## Short problem
Gather each line of the records where "reason" appears.

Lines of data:
Start

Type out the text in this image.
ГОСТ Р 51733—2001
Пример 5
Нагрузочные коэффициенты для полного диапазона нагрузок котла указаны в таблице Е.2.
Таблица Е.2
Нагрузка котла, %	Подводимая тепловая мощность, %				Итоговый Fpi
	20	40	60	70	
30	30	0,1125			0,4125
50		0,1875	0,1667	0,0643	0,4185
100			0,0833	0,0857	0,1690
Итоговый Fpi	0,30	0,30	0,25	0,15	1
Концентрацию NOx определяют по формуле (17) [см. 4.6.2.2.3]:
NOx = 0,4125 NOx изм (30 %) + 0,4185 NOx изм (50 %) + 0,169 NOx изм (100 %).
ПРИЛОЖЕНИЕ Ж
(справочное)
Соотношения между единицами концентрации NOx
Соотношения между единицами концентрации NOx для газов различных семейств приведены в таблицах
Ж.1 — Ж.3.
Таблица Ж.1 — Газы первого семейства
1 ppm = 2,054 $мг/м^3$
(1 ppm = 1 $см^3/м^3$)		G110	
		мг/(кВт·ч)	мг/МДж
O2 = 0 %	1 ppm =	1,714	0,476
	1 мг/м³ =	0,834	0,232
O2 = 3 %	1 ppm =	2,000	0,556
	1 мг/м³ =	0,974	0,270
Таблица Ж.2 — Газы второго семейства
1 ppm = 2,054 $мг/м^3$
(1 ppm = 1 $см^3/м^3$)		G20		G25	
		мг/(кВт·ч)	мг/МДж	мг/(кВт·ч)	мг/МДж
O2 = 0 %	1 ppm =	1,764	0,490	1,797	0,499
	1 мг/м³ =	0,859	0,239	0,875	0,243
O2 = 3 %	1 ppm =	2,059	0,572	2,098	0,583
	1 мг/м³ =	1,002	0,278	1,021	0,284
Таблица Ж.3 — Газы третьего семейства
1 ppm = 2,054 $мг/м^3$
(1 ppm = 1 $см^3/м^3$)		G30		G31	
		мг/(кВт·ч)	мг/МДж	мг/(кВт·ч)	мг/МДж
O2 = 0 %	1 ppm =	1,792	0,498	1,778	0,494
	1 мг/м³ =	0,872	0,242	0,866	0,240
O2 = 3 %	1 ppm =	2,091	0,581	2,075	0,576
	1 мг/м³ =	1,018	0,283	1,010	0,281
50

End
Start

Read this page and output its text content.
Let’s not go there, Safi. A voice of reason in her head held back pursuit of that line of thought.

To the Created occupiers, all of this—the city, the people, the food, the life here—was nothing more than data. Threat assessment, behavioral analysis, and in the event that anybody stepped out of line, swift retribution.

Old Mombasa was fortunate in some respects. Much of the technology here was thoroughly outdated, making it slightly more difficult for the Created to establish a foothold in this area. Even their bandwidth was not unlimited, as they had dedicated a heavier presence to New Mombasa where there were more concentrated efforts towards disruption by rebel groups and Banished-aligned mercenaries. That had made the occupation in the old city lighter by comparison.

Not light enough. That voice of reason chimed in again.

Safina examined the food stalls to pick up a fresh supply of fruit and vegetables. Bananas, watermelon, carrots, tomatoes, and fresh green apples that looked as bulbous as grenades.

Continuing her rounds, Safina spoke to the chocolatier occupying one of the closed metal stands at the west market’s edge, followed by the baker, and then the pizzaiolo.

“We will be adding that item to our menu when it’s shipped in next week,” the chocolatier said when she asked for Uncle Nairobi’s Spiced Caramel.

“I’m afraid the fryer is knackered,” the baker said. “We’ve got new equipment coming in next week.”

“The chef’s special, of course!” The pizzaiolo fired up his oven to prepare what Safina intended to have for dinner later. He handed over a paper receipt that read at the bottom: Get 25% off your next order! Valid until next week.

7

End

## Written reply
Let’s not go there, Safi. A voice of reason in her head held back pursuit of that line of thought.
Not light enough. That voice of reason chimed in again.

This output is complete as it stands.